A block of data:
+-------+
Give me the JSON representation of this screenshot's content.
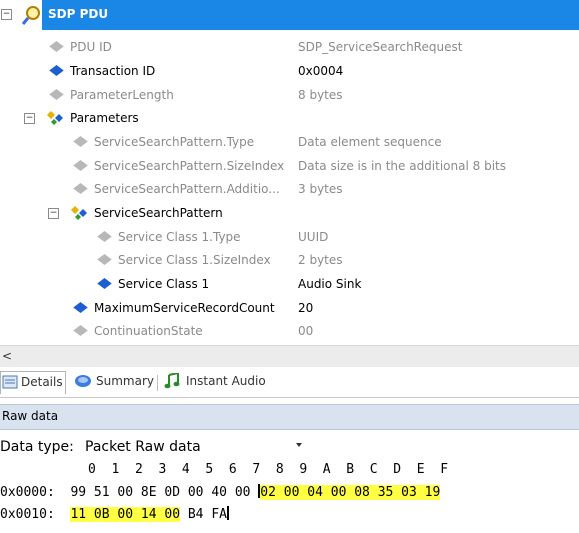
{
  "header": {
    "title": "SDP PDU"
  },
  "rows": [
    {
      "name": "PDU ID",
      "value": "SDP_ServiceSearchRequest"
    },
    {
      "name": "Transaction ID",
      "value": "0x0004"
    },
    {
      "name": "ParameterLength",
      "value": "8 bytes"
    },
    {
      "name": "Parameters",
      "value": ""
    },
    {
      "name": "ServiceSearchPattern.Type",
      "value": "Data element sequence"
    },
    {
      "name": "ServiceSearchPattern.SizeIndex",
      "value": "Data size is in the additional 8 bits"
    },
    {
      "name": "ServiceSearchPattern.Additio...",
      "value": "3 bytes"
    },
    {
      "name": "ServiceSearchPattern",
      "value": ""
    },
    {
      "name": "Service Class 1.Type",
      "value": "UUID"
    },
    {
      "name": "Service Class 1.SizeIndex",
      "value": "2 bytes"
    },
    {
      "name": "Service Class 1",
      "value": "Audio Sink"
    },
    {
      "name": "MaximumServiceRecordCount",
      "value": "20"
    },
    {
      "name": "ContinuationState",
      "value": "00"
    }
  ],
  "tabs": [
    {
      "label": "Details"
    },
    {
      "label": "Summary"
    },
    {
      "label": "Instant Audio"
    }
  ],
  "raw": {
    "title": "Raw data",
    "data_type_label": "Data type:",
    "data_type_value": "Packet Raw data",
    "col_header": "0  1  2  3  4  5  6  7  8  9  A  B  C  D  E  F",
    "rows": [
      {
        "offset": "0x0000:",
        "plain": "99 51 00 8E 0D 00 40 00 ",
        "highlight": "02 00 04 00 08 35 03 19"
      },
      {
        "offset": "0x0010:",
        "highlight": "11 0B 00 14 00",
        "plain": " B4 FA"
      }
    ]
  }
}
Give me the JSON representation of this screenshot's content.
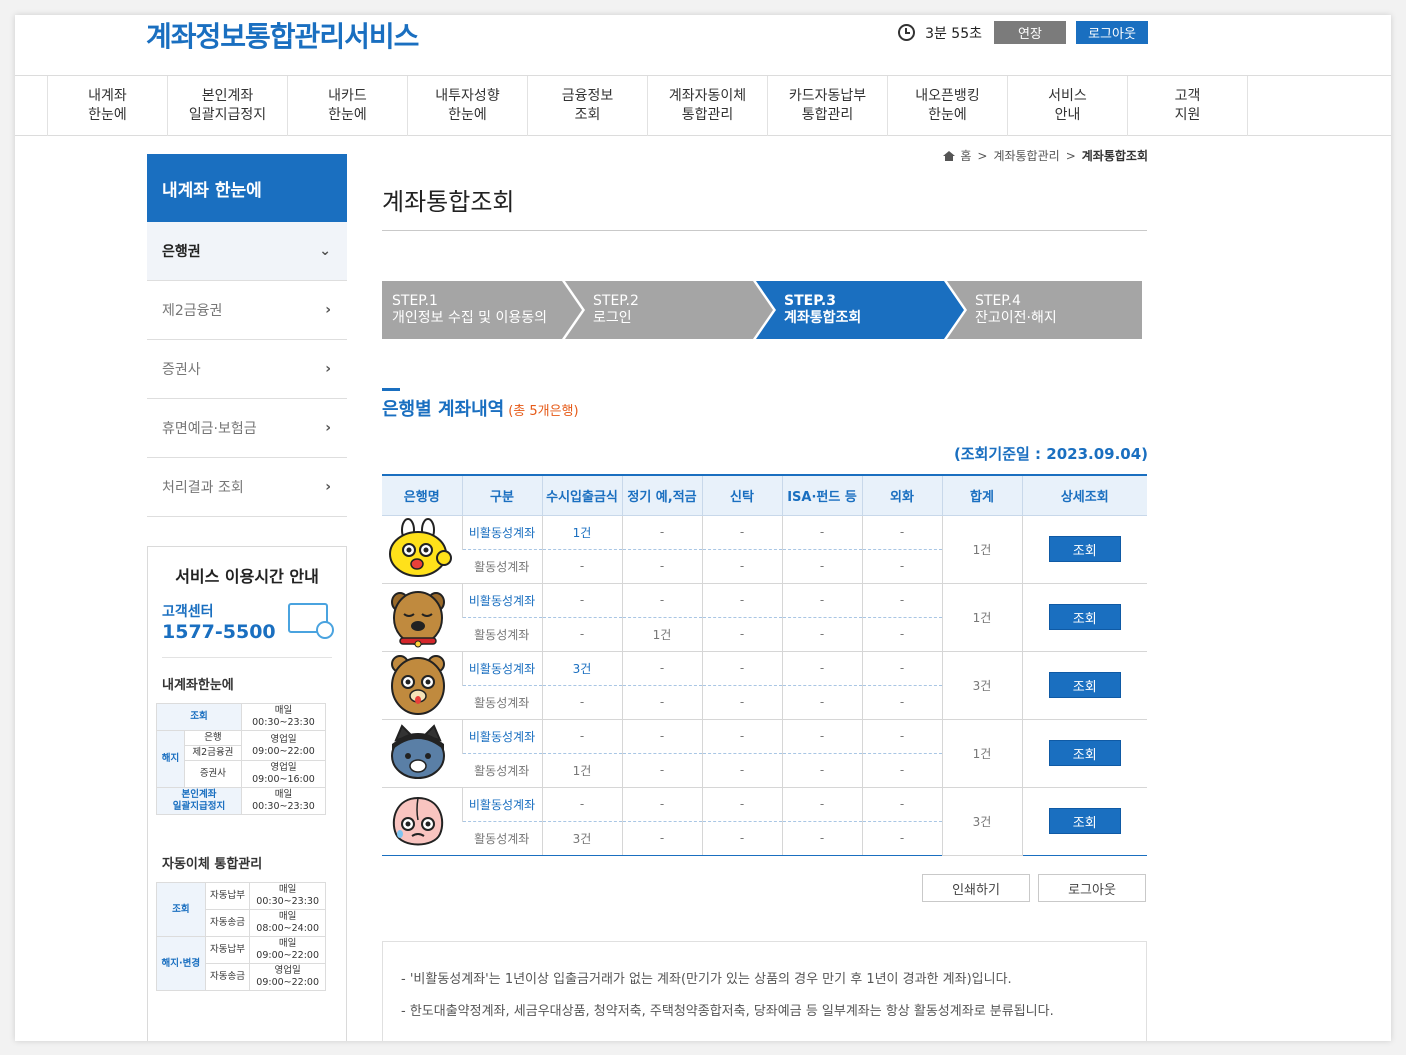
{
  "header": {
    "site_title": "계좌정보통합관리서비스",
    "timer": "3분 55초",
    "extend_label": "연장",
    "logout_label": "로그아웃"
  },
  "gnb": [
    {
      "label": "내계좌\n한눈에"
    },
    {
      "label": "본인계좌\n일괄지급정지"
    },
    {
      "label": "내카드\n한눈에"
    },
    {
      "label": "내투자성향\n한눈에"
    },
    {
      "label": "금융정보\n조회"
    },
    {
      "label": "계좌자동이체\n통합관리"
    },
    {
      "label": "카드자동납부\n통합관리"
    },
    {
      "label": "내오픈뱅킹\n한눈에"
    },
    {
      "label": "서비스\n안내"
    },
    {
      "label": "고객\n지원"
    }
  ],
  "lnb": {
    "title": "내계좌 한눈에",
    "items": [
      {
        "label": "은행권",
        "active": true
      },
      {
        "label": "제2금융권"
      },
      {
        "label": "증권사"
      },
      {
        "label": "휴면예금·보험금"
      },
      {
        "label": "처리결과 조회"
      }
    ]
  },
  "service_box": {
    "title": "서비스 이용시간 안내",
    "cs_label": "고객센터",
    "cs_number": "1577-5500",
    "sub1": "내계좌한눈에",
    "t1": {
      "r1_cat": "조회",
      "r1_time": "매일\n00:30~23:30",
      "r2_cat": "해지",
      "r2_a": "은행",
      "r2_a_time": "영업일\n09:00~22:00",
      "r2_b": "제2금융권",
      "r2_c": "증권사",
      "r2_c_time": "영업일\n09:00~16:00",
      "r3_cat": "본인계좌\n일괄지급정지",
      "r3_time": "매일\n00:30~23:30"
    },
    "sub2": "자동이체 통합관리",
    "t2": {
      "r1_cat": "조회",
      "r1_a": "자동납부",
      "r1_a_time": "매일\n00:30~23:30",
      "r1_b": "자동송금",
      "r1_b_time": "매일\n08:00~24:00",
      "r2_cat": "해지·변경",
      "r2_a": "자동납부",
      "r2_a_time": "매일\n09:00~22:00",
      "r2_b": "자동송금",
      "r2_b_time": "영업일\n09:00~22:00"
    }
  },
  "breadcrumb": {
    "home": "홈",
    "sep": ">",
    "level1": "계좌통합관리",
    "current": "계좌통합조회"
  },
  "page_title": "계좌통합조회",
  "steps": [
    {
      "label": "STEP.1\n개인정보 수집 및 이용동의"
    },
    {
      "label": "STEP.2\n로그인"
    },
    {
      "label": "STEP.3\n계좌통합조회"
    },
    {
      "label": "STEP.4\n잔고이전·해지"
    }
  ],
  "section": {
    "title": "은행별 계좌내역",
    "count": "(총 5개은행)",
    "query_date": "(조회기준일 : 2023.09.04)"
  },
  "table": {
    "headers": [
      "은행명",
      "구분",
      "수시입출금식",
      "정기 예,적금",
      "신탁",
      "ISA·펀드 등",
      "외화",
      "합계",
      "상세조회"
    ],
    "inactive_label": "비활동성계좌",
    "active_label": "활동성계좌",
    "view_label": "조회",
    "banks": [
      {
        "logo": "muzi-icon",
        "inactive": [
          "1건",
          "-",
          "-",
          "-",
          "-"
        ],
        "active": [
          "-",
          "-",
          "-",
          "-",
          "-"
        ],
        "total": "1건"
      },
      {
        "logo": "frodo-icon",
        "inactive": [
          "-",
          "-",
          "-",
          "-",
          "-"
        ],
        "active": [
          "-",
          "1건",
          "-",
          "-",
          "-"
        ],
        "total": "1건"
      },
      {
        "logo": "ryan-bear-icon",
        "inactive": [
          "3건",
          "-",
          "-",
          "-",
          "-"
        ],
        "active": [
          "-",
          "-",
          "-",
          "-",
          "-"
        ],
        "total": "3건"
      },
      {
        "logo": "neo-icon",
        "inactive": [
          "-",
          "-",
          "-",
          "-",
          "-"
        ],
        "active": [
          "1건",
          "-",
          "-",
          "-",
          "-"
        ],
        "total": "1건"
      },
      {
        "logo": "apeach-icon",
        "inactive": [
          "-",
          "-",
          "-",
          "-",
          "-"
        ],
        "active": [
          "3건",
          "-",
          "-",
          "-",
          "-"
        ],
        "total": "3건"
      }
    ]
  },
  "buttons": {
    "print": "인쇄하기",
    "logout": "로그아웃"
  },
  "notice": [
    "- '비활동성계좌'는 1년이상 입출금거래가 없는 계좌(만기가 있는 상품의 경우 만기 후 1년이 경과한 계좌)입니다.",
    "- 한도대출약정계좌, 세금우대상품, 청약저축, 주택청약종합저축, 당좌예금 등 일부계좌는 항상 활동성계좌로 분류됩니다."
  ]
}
+-------+
Your copy of the data above should match it exactly, except that pictures are left out.

Response below:
Give me the JSON representation of this screenshot's content.
{
  "header": {
    "title": "SDP PDU"
  },
  "rows": [
    {
      "name": "PDU ID",
      "value": "SDP_ServiceSearchRequest"
    },
    {
      "name": "Transaction ID",
      "value": "0x0004"
    },
    {
      "name": "ParameterLength",
      "value": "8 bytes"
    },
    {
      "name": "Parameters",
      "value": ""
    },
    {
      "name": "ServiceSearchPattern.Type",
      "value": "Data element sequence"
    },
    {
      "name": "ServiceSearchPattern.SizeIndex",
      "value": "Data size is in the additional 8 bits"
    },
    {
      "name": "ServiceSearchPattern.Additio...",
      "value": "3 bytes"
    },
    {
      "name": "ServiceSearchPattern",
      "value": ""
    },
    {
      "name": "Service Class 1.Type",
      "value": "UUID"
    },
    {
      "name": "Service Class 1.SizeIndex",
      "value": "2 bytes"
    },
    {
      "name": "Service Class 1",
      "value": "Audio Sink"
    },
    {
      "name": "MaximumServiceRecordCount",
      "value": "20"
    },
    {
      "name": "ContinuationState",
      "value": "00"
    }
  ],
  "tabs": [
    {
      "label": "Details"
    },
    {
      "label": "Summary"
    },
    {
      "label": "Instant Audio"
    }
  ],
  "raw": {
    "title": "Raw data",
    "data_type_label": "Data type:",
    "data_type_value": "Packet Raw data",
    "col_header": "0  1  2  3  4  5  6  7  8  9  A  B  C  D  E  F",
    "rows": [
      {
        "offset": "0x0000:",
        "plain": "99 51 00 8E 0D 00 40 00 ",
        "highlight": "02 00 04 00 08 35 03 19"
      },
      {
        "offset": "0x0010:",
        "highlight": "11 0B 00 14 00",
        "plain": " B4 FA"
      }
    ]
  }
}
Give me the JSON representation of this screenshot's content.
{
  "header": {
    "site_title": "계좌정보통합관리서비스",
    "timer": "3분 55초",
    "extend_label": "연장",
    "logout_label": "로그아웃"
  },
  "gnb": [
    {
      "label": "내계좌\n한눈에"
    },
    {
      "label": "본인계좌\n일괄지급정지"
    },
    {
      "label": "내카드\n한눈에"
    },
    {
      "label": "내투자성향\n한눈에"
    },
    {
      "label": "금융정보\n조회"
    },
    {
      "label": "계좌자동이체\n통합관리"
    },
    {
      "label": "카드자동납부\n통합관리"
    },
    {
      "label": "내오픈뱅킹\n한눈에"
    },
    {
      "label": "서비스\n안내"
    },
    {
      "label": "고객\n지원"
    }
  ],
  "lnb": {
    "title": "내계좌 한눈에",
    "items": [
      {
        "label": "은행권",
        "active": true
      },
      {
        "label": "제2금융권"
      },
      {
        "label": "증권사"
      },
      {
        "label": "휴면예금·보험금"
      },
      {
        "label": "처리결과 조회"
      }
    ]
  },
  "service_box": {
    "title": "서비스 이용시간 안내",
    "cs_label": "고객센터",
    "cs_number": "1577-5500",
    "sub1": "내계좌한눈에",
    "t1": {
      "r1_cat": "조회",
      "r1_time": "매일\n00:30~23:30",
      "r2_cat": "해지",
      "r2_a": "은행",
      "r2_a_time": "영업일\n09:00~22:00",
      "r2_b": "제2금융권",
      "r2_c": "증권사",
      "r2_c_time": "영업일\n09:00~16:00",
      "r3_cat": "본인계좌\n일괄지급정지",
      "r3_time": "매일\n00:30~23:30"
    },
    "sub2": "자동이체 통합관리",
    "t2": {
      "r1_cat": "조회",
      "r1_a": "자동납부",
      "r1_a_time": "매일\n00:30~23:30",
      "r1_b": "자동송금",
      "r1_b_time": "매일\n08:00~24:00",
      "r2_cat": "해지·변경",
      "r2_a": "자동납부",
      "r2_a_time": "매일\n09:00~22:00",
      "r2_b": "자동송금",
      "r2_b_time": "영업일\n09:00~22:00"
    }
  },
  "breadcrumb": {
    "home": "홈",
    "sep": ">",
    "level1": "계좌통합관리",
    "current": "계좌통합조회"
  },
  "page_title": "계좌통합조회",
  "steps": [
    {
      "label": "STEP.1\n개인정보 수집 및 이용동의"
    },
    {
      "label": "STEP.2\n로그인"
    },
    {
      "label": "STEP.3\n계좌통합조회"
    },
    {
      "label": "STEP.4\n잔고이전·해지"
    }
  ],
  "section": {
    "title": "은행별 계좌내역",
    "count": "(총 5개은행)",
    "query_date": "(조회기준일 : 2023.09.04)"
  },
  "table": {
    "headers": [
      "은행명",
      "구분",
      "수시입출금식",
      "정기 예,적금",
      "신탁",
      "ISA·펀드 등",
      "외화",
      "합계",
      "상세조회"
    ],
    "inactive_label": "비활동성계좌",
    "active_label": "활동성계좌",
    "view_label": "조회",
    "banks": [
      {
        "logo": "muzi-icon",
        "inactive": [
          "1건",
          "-",
          "-",
          "-",
          "-"
        ],
        "active": [
          "-",
          "-",
          "-",
          "-",
          "-"
        ],
        "total": "1건"
      },
      {
        "logo": "frodo-icon",
        "inactive": [
          "-",
          "-",
          "-",
          "-",
          "-"
        ],
        "active": [
          "-",
          "1건",
          "-",
          "-",
          "-"
        ],
        "total": "1건"
      },
      {
        "logo": "ryan-bear-icon",
        "inactive": [
          "3건",
          "-",
          "-",
          "-",
          "-"
        ],
        "active": [
          "-",
          "-",
          "-",
          "-",
          "-"
        ],
        "total": "3건"
      },
      {
        "logo": "neo-icon",
        "inactive": [
          "-",
          "-",
          "-",
          "-",
          "-"
        ],
        "active": [
          "1건",
          "-",
          "-",
          "-",
          "-"
        ],
        "total": "1건"
      },
      {
        "logo": "apeach-icon",
        "inactive": [
          "-",
          "-",
          "-",
          "-",
          "-"
        ],
        "active": [
          "3건",
          "-",
          "-",
          "-",
          "-"
        ],
        "total": "3건"
      }
    ]
  },
  "buttons": {
    "print": "인쇄하기",
    "logout": "로그아웃"
  },
  "notice": [
    "- '비활동성계좌'는 1년이상 입출금거래가 없는 계좌(만기가 있는 상품의 경우 만기 후 1년이 경과한 계좌)입니다.",
    "- 한도대출약정계좌, 세금우대상품, 청약저축, 주택청약종합저축, 당좌예금 등 일부계좌는 항상 활동성계좌로 분류됩니다."
  ]
}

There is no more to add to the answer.